(Extract begins)

Recent research on patients with NAR has begun to evaluate the role of mucosal immunoglobulin E (IgE) and inflammatory cell production. A subgroup of patients with NAR has been found to demonstrate an increased local prodcution of IgE upon nasal provocation testing. A separate study indicates that a subgroup of NAR patients, who by definition are not systemtically atopic, may display a local allergic disease pathway. This group could possibly be those classically described as possessing NAR with eosinophilia syndrome, or NARES.
In the case of potential autonomic problems, hyper-responsiveness of the afferent sensory limb leads to an exaggerated efferent response with resultant oversecretion of mucus and increased nasal congestion due to capillary plasma exudation. The same symptoms are seen with normal afferent input and a hyper-reactive efferent arc. Less commonly, an intrinsic epithelial problem or a problem with central nervous system regulation can be the source of disordered responsiveness. Unfortunately, given the complex interaction of sinonasal mucosal regulation, it has been difficult to develop an accurate study model.

(Extract ends)

- **Task directions**: Retype the section of the NAR text above that begins with the words containing "In the case" and ends with "accurate study model.".

(Data listing begins)

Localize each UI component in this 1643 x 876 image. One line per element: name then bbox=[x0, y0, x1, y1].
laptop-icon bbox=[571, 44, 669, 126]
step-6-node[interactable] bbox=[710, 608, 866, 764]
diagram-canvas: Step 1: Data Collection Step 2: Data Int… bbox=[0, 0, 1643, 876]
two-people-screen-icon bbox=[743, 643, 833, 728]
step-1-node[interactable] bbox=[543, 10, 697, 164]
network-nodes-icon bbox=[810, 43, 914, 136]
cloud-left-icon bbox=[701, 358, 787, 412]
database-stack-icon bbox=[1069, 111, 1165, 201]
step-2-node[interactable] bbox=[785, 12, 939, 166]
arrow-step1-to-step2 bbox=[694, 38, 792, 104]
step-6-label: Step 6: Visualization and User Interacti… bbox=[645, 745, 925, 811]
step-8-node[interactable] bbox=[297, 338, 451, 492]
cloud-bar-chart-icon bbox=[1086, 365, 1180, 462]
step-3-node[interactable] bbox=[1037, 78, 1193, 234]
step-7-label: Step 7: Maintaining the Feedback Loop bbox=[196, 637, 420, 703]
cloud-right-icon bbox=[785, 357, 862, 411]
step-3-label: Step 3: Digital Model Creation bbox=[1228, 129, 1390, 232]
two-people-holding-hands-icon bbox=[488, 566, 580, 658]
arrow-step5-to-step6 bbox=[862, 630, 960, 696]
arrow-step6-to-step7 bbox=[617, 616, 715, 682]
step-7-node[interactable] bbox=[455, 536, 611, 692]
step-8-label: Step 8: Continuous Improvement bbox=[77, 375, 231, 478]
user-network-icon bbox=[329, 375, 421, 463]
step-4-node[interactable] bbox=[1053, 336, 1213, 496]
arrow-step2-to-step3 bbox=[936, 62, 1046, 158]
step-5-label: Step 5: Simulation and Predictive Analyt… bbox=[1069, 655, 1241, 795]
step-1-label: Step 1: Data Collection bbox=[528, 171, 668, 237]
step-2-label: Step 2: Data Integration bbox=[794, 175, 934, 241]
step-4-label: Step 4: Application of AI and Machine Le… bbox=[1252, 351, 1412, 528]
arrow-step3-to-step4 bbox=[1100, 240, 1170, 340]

(Data listing ends)

- **Solution to this problem**:
In the case of potential autonomic problems, hyper-responsiveness of the afferent sensory limb leads to an exaggerated efferent response with resultant oversecretion of mucus and increased nasal congestion due to capillary plasma exudation. The same symptoms are seen with normal afferent input and a hyper-reactive efferent arc. Less commonly, an intrinsic epithelial problem or a problem with central nervous system regulation can be the source of disordered responsiveness. Unfortunately, given the complex interaction of sinonasal mucosal regulation, it has been difficult to develop an accurate study model.